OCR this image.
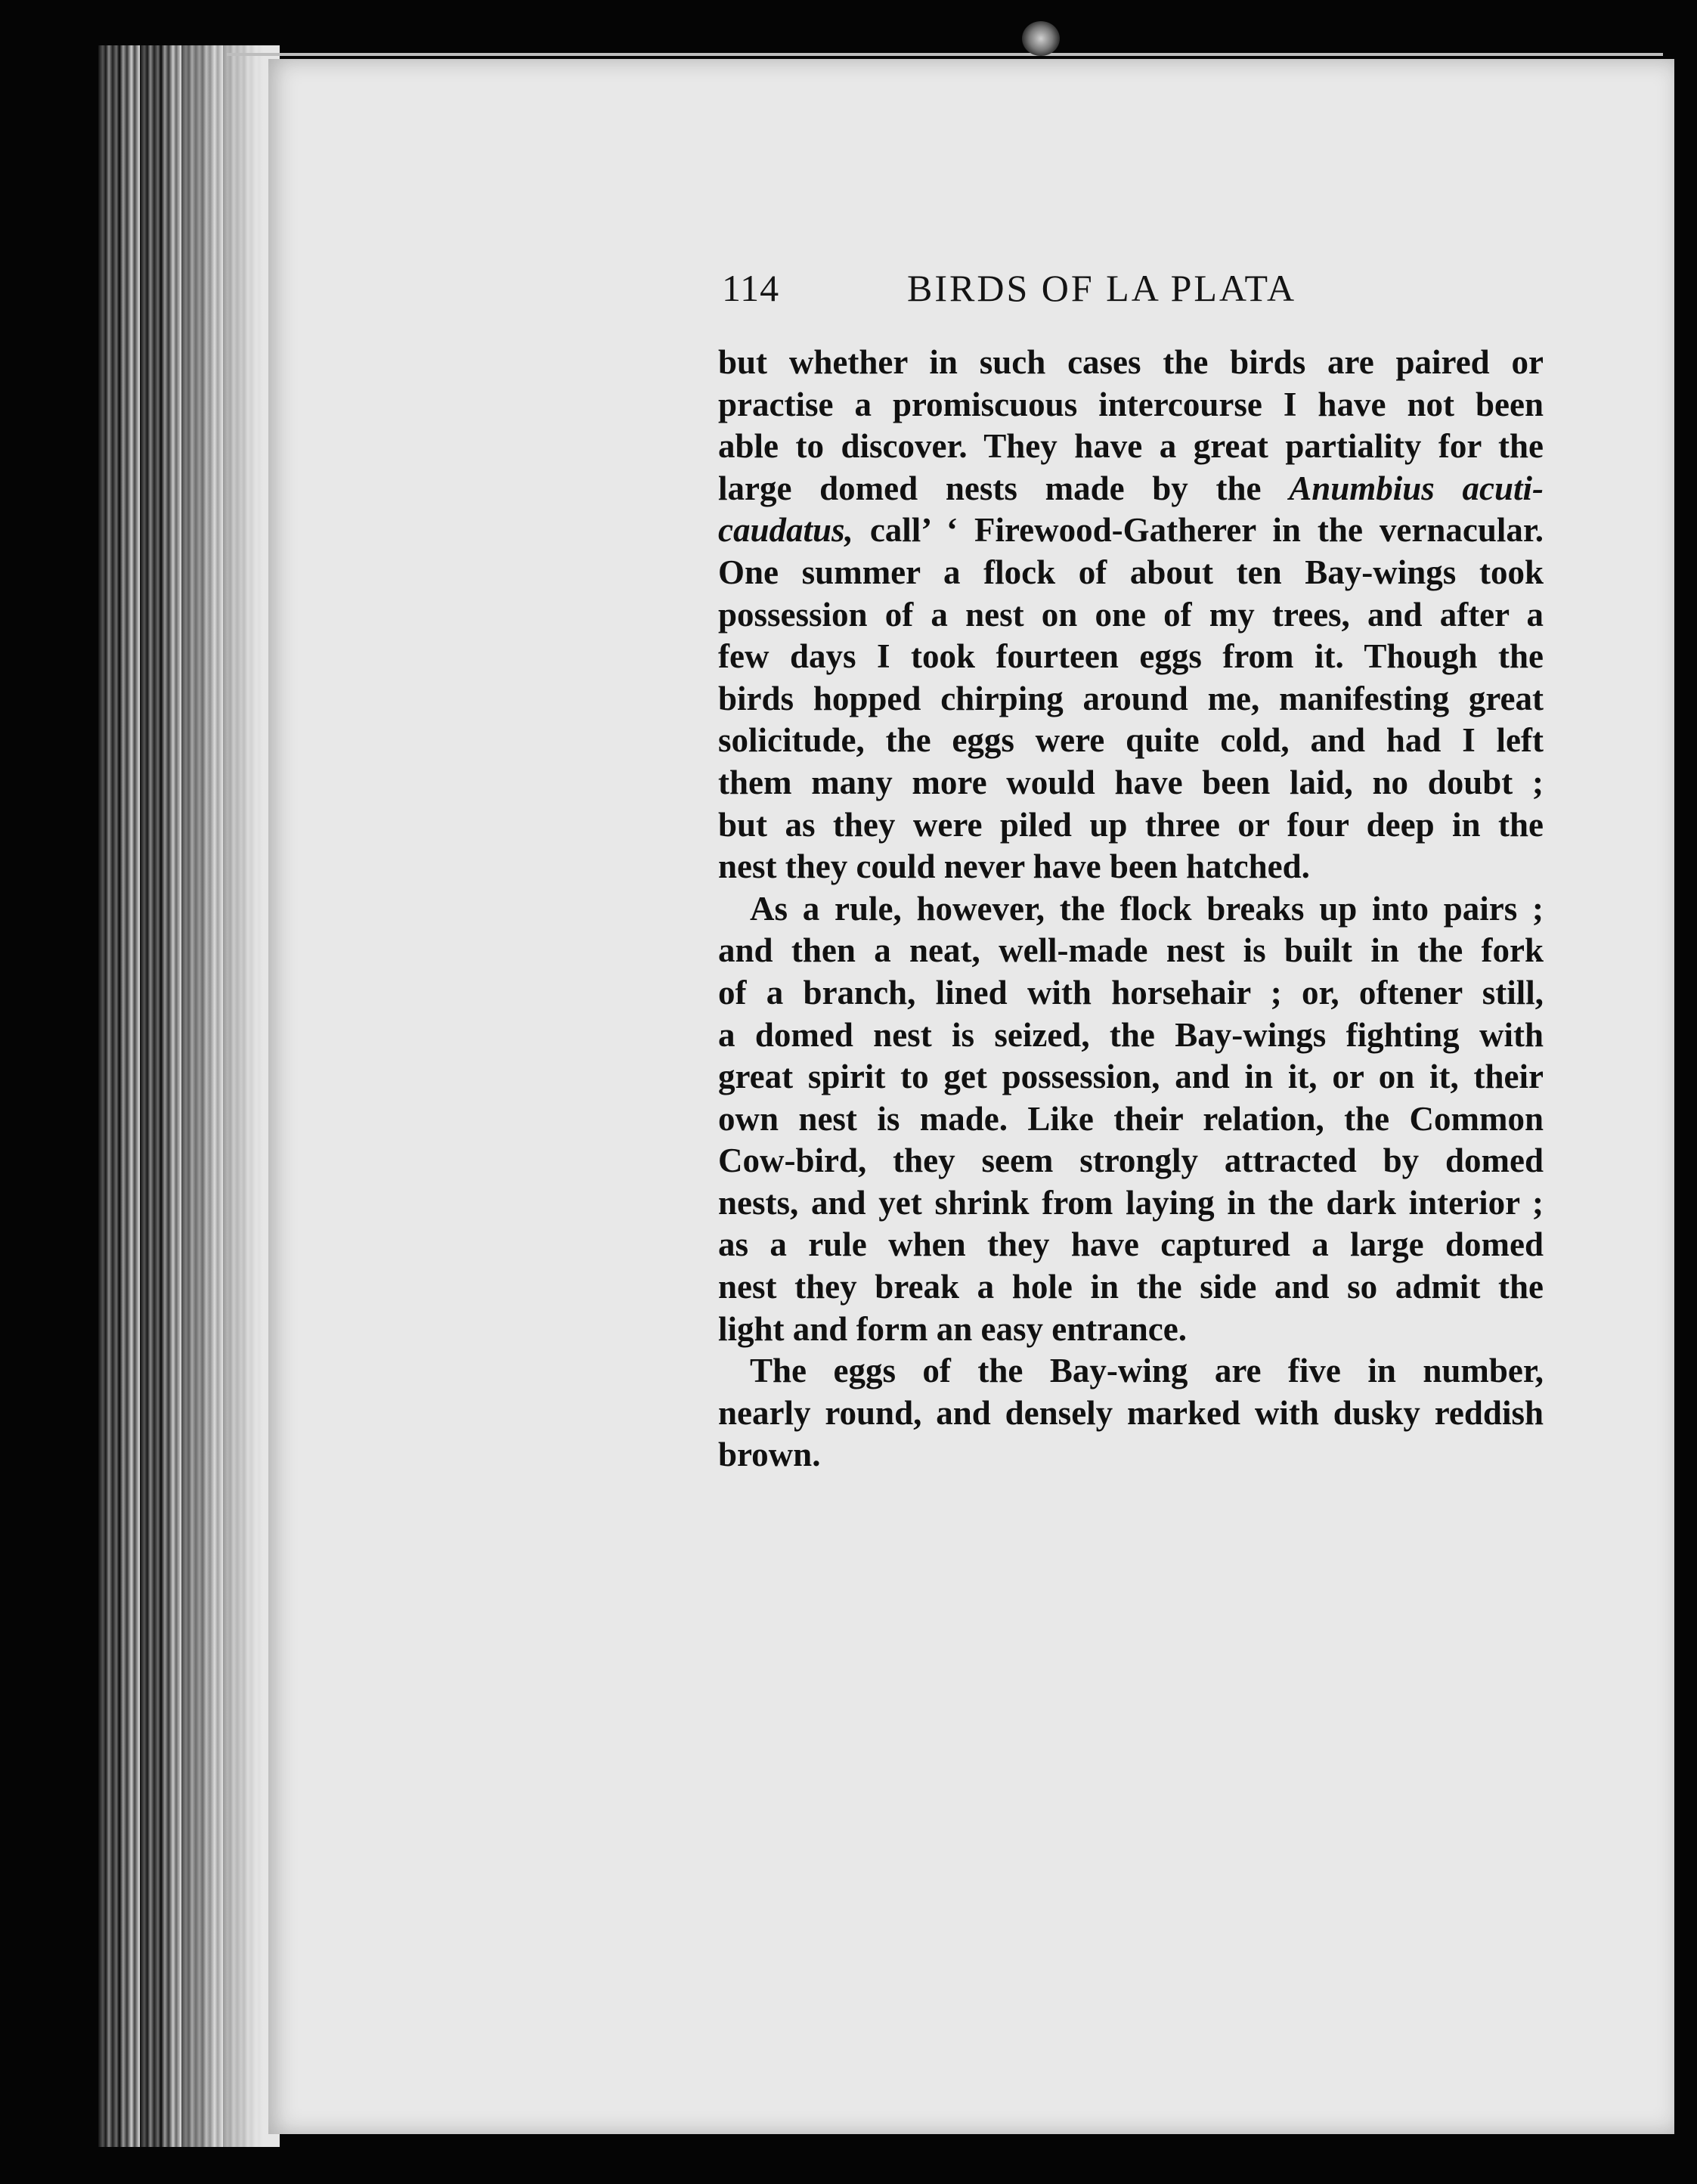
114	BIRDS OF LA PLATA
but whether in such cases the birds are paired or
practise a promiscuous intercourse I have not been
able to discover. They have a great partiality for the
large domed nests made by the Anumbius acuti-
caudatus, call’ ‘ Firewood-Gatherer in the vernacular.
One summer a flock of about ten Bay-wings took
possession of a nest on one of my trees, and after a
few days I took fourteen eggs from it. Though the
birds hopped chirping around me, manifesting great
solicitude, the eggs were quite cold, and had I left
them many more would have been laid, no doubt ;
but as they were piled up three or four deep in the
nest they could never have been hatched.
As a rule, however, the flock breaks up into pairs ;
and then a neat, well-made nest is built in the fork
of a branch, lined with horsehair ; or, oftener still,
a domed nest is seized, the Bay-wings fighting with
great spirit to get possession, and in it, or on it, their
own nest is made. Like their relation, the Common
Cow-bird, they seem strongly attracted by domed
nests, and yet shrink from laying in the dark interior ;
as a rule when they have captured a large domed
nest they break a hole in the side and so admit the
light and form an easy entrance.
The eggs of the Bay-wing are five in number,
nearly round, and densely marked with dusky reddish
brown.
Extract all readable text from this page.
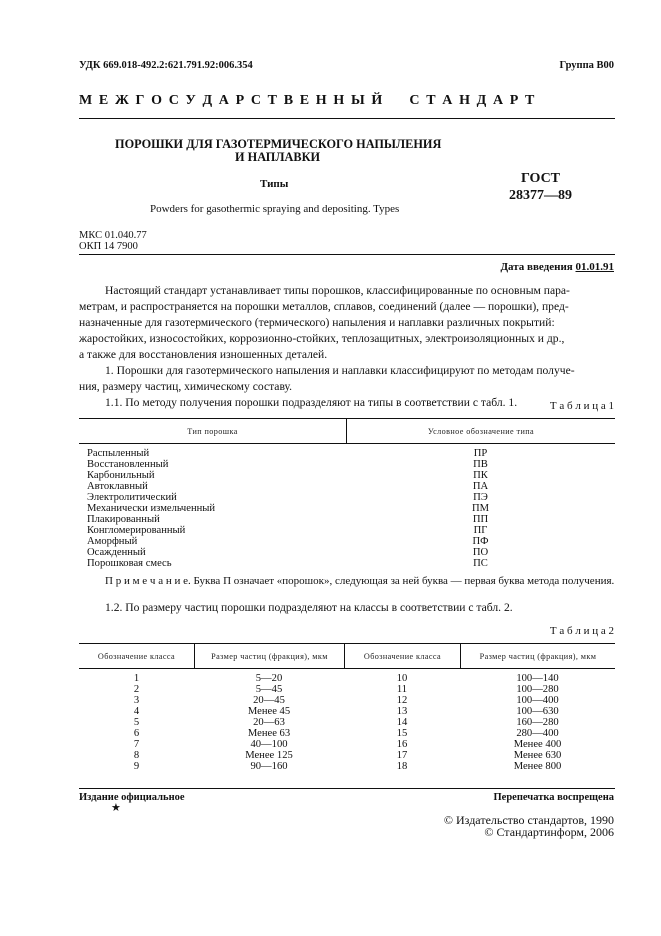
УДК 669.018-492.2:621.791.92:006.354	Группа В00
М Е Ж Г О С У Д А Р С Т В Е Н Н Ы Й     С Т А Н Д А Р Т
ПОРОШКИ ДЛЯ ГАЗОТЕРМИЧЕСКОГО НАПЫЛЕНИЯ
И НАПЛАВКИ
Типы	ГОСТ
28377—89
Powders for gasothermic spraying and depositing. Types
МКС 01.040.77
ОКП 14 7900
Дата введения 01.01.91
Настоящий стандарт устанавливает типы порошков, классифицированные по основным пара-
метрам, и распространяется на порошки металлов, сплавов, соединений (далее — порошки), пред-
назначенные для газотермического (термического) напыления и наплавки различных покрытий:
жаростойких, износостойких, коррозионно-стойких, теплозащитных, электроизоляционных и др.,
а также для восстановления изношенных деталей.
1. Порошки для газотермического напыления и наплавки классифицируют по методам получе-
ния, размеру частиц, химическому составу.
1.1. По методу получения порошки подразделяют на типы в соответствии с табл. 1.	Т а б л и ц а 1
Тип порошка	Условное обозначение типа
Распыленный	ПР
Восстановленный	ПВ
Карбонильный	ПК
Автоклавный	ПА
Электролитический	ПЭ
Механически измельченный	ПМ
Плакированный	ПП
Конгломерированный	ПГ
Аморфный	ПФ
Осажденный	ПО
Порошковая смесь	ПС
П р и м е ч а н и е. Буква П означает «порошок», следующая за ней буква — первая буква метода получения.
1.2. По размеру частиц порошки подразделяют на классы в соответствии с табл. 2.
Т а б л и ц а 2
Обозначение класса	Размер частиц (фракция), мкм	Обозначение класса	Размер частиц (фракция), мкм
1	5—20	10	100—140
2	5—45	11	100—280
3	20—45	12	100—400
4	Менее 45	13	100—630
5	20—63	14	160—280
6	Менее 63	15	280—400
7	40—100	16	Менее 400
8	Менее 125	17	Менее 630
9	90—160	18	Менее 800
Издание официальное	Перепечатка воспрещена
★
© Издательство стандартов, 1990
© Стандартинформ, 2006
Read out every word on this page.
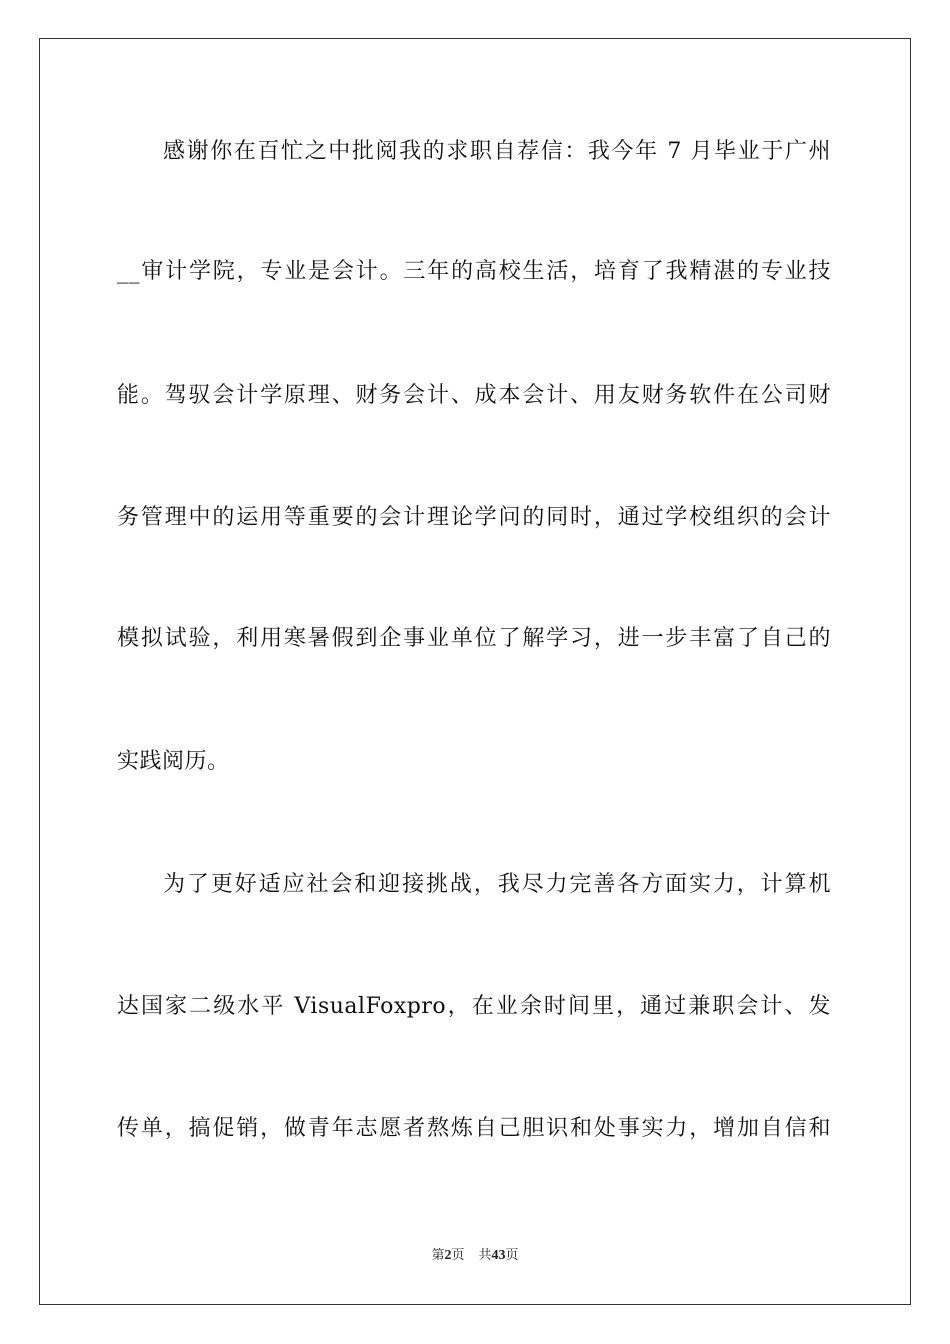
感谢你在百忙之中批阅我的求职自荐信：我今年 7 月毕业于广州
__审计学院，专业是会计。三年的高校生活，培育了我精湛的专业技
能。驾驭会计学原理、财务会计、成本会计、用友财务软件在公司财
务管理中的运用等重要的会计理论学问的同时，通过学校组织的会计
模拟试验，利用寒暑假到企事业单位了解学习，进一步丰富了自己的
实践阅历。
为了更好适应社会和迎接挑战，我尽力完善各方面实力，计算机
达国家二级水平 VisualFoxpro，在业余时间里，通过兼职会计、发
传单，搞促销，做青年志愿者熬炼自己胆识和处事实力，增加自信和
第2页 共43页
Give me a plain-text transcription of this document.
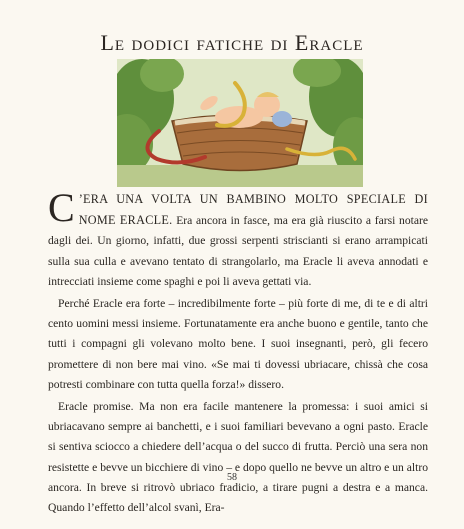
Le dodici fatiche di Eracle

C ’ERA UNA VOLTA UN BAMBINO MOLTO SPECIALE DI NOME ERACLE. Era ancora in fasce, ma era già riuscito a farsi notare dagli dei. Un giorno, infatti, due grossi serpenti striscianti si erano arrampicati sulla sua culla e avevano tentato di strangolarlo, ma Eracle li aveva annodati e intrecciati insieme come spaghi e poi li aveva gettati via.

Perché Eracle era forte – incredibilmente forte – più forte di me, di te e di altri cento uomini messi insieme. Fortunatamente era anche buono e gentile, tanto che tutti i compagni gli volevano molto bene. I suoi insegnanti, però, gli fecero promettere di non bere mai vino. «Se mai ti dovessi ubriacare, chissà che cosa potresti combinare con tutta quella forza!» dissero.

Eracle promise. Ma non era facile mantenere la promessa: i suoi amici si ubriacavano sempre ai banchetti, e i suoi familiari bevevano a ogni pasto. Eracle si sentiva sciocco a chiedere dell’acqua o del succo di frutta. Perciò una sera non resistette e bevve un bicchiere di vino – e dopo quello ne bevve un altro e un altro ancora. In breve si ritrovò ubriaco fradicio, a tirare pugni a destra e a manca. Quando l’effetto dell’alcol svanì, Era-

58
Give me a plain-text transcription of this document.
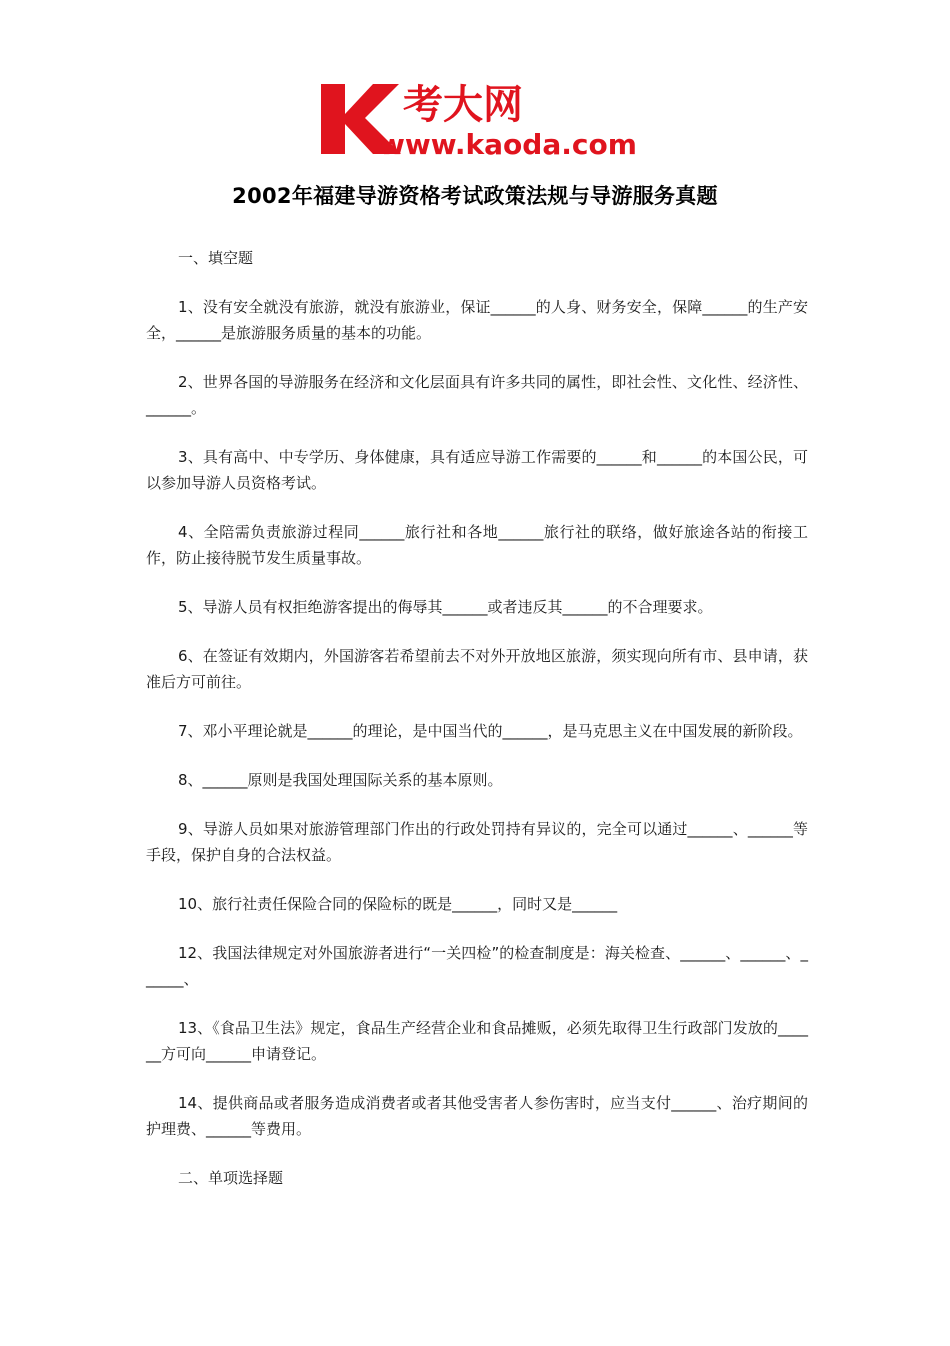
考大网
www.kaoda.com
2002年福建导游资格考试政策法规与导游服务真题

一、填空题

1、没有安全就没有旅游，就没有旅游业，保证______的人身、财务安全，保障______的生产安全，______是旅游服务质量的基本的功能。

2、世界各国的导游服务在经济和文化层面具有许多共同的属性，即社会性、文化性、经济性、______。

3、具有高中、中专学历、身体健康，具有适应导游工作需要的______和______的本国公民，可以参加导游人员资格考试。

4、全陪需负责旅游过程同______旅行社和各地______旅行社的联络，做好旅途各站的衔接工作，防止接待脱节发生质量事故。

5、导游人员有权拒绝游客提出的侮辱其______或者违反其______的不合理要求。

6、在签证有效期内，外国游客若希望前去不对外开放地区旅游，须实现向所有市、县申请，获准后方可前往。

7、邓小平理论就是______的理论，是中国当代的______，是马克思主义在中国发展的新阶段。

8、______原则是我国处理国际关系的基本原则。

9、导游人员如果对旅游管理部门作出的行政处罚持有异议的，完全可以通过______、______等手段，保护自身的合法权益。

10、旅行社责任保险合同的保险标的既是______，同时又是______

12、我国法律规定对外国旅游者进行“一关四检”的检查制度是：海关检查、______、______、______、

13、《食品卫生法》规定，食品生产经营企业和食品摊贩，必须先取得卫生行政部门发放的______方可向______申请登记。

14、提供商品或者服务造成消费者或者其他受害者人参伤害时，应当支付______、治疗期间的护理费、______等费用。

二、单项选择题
################
What to produce — What is the number of lines that hold the string "частиц"? Give it alone.

Expected output — 3